(What needs to be done):
The listing below should be copied in full, word for word.

• • •

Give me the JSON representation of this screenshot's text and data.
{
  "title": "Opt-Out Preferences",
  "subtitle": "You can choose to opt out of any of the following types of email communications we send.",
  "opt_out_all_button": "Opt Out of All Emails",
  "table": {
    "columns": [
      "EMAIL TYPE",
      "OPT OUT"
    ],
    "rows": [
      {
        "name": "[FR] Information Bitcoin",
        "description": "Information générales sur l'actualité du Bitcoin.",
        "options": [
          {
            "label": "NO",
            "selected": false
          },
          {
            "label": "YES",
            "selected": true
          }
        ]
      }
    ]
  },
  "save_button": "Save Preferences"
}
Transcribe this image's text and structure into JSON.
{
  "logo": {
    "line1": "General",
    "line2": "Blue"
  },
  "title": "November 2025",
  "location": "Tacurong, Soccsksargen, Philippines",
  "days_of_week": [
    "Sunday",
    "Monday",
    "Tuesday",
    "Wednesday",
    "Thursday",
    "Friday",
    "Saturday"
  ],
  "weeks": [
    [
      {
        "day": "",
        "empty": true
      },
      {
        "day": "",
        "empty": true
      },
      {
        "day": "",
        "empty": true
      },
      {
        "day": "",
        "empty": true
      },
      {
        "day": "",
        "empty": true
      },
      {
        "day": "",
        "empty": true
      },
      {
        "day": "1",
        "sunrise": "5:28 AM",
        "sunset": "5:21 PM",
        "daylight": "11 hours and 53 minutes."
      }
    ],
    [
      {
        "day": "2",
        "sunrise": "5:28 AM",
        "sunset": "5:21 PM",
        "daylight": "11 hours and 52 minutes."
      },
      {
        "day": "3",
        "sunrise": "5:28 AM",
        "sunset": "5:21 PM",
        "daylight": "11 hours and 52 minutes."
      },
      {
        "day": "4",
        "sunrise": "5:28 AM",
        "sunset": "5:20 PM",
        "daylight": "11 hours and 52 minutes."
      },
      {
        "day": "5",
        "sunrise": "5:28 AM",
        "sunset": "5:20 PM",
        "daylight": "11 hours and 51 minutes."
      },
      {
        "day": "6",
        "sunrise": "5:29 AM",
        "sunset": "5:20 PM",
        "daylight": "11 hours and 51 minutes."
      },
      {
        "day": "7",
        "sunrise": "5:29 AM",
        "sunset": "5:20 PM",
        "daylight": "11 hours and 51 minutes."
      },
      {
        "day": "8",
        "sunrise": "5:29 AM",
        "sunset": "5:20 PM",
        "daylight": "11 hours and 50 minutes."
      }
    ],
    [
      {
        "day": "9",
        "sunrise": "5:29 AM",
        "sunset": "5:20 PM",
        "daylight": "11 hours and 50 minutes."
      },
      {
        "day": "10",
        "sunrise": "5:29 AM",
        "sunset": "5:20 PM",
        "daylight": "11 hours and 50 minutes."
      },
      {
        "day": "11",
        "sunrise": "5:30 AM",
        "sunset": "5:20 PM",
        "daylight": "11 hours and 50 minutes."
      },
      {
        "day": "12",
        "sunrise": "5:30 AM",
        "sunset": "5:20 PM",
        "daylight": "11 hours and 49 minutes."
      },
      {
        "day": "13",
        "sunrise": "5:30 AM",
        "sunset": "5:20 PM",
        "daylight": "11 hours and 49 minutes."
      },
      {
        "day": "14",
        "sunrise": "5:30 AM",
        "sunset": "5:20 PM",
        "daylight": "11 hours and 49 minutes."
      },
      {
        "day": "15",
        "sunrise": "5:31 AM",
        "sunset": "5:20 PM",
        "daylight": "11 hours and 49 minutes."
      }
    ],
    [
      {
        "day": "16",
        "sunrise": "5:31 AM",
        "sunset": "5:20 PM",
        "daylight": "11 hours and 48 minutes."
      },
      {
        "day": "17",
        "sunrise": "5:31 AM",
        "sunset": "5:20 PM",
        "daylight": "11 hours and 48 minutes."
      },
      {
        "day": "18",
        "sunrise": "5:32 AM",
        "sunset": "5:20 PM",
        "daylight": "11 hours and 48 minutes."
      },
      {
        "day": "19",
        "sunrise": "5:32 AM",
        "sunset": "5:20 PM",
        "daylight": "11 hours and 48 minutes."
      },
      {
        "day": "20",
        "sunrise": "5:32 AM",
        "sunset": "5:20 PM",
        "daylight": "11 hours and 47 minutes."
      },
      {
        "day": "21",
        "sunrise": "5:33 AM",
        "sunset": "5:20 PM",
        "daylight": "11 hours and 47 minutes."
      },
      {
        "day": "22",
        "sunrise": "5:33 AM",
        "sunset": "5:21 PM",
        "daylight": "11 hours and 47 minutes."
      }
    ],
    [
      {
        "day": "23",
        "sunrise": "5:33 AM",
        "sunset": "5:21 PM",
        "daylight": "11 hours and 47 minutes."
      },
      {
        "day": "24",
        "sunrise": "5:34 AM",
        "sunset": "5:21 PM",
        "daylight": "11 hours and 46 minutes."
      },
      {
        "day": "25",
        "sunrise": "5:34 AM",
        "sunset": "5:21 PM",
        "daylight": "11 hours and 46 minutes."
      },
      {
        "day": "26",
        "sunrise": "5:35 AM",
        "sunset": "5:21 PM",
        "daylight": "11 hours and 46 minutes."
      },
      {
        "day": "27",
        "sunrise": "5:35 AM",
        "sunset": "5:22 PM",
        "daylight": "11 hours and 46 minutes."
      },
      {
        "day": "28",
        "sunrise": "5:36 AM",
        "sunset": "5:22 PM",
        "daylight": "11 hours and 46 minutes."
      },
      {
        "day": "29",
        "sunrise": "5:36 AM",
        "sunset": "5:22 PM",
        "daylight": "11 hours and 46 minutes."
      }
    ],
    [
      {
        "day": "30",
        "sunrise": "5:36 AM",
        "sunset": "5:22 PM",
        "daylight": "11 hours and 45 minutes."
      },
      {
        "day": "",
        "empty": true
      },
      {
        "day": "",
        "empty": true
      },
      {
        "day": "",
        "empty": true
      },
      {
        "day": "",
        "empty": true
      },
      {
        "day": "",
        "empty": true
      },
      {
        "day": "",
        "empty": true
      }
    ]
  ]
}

• • •

(Task result):
Give me the JSON representation of this screenshot's text and data.
{
  "title": "Opt-Out Preferences",
  "subtitle": "You can choose to opt out of any of the following types of email communications we send.",
  "opt_out_all_button": "Opt Out of All Emails",
  "table": {
    "columns": [
      "EMAIL TYPE",
      "OPT OUT"
    ],
    "rows": [
      {
        "name": "[FR] Information Bitcoin",
        "description": "Information générales sur l'actualité du Bitcoin.",
        "options": [
          {
            "label": "NO",
            "selected": false
          },
          {
            "label": "YES",
            "selected": true
          }
        ]
      }
    ]
  },
  "save_button": "Save Preferences"
}
Transcribe this image's text and structure into JSON.
{
  "logo": {
    "line1": "General",
    "line2": "Blue"
  },
  "title": "November 2025",
  "location": "Tacurong, Soccsksargen, Philippines",
  "days_of_week": [
    "Sunday",
    "Monday",
    "Tuesday",
    "Wednesday",
    "Thursday",
    "Friday",
    "Saturday"
  ],
  "weeks": [
    [
      {
        "day": "",
        "empty": true
      },
      {
        "day": "",
        "empty": true
      },
      {
        "day": "",
        "empty": true
      },
      {
        "day": "",
        "empty": true
      },
      {
        "day": "",
        "empty": true
      },
      {
        "day": "",
        "empty": true
      },
      {
        "day": "1",
        "sunrise": "5:28 AM",
        "sunset": "5:21 PM",
        "daylight": "11 hours and 53 minutes."
      }
    ],
    [
      {
        "day": "2",
        "sunrise": "5:28 AM",
        "sunset": "5:21 PM",
        "daylight": "11 hours and 52 minutes."
      },
      {
        "day": "3",
        "sunrise": "5:28 AM",
        "sunset": "5:21 PM",
        "daylight": "11 hours and 52 minutes."
      },
      {
        "day": "4",
        "sunrise": "5:28 AM",
        "sunset": "5:20 PM",
        "daylight": "11 hours and 52 minutes."
      },
      {
        "day": "5",
        "sunrise": "5:28 AM",
        "sunset": "5:20 PM",
        "daylight": "11 hours and 51 minutes."
      },
      {
        "day": "6",
        "sunrise": "5:29 AM",
        "sunset": "5:20 PM",
        "daylight": "11 hours and 51 minutes."
      },
      {
        "day": "7",
        "sunrise": "5:29 AM",
        "sunset": "5:20 PM",
        "daylight": "11 hours and 51 minutes."
      },
      {
        "day": "8",
        "sunrise": "5:29 AM",
        "sunset": "5:20 PM",
        "daylight": "11 hours and 50 minutes."
      }
    ],
    [
      {
        "day": "9",
        "sunrise": "5:29 AM",
        "sunset": "5:20 PM",
        "daylight": "11 hours and 50 minutes."
      },
      {
        "day": "10",
        "sunrise": "5:29 AM",
        "sunset": "5:20 PM",
        "daylight": "11 hours and 50 minutes."
      },
      {
        "day": "11",
        "sunrise": "5:30 AM",
        "sunset": "5:20 PM",
        "daylight": "11 hours and 50 minutes."
      },
      {
        "day": "12",
        "sunrise": "5:30 AM",
        "sunset": "5:20 PM",
        "daylight": "11 hours and 49 minutes."
      },
      {
        "day": "13",
        "sunrise": "5:30 AM",
        "sunset": "5:20 PM",
        "daylight": "11 hours and 49 minutes."
      },
      {
        "day": "14",
        "sunrise": "5:30 AM",
        "sunset": "5:20 PM",
        "daylight": "11 hours and 49 minutes."
      },
      {
        "day": "15",
        "sunrise": "5:31 AM",
        "sunset": "5:20 PM",
        "daylight": "11 hours and 49 minutes."
      }
    ],
    [
      {
        "day": "16",
        "sunrise": "5:31 AM",
        "sunset": "5:20 PM",
        "daylight": "11 hours and 48 minutes."
      },
      {
        "day": "17",
        "sunrise": "5:31 AM",
        "sunset": "5:20 PM",
        "daylight": "11 hours and 48 minutes."
      },
      {
        "day": "18",
        "sunrise": "5:32 AM",
        "sunset": "5:20 PM",
        "daylight": "11 hours and 48 minutes."
      },
      {
        "day": "19",
        "sunrise": "5:32 AM",
        "sunset": "5:20 PM",
        "daylight": "11 hours and 48 minutes."
      },
      {
        "day": "20",
        "sunrise": "5:32 AM",
        "sunset": "5:20 PM",
        "daylight": "11 hours and 47 minutes."
      },
      {
        "day": "21",
        "sunrise": "5:33 AM",
        "sunset": "5:20 PM",
        "daylight": "11 hours and 47 minutes."
      },
      {
        "day": "22",
        "sunrise": "5:33 AM",
        "sunset": "5:21 PM",
        "daylight": "11 hours and 47 minutes."
      }
    ],
    [
      {
        "day": "23",
        "sunrise": "5:33 AM",
        "sunset": "5:21 PM",
        "daylight": "11 hours and 47 minutes."
      },
      {
        "day": "24",
        "sunrise": "5:34 AM",
        "sunset": "5:21 PM",
        "daylight": "11 hours and 46 minutes."
      },
      {
        "day": "25",
        "sunrise": "5:34 AM",
        "sunset": "5:21 PM",
        "daylight": "11 hours and 46 minutes."
      },
      {
        "day": "26",
        "sunrise": "5:35 AM",
        "sunset": "5:21 PM",
        "daylight": "11 hours and 46 minutes."
      },
      {
        "day": "27",
        "sunrise": "5:35 AM",
        "sunset": "5:22 PM",
        "daylight": "11 hours and 46 minutes."
      },
      {
        "day": "28",
        "sunrise": "5:36 AM",
        "sunset": "5:22 PM",
        "daylight": "11 hours and 46 minutes."
      },
      {
        "day": "29",
        "sunrise": "5:36 AM",
        "sunset": "5:22 PM",
        "daylight": "11 hours and 46 minutes."
      }
    ],
    [
      {
        "day": "30",
        "sunrise": "5:36 AM",
        "sunset": "5:22 PM",
        "daylight": "11 hours and 45 minutes."
      },
      {
        "day": "",
        "empty": true
      },
      {
        "day": "",
        "empty": true
      },
      {
        "day": "",
        "empty": true
      },
      {
        "day": "",
        "empty": true
      },
      {
        "day": "",
        "empty": true
      },
      {
        "day": "",
        "empty": true
      }
    ]
  ]
}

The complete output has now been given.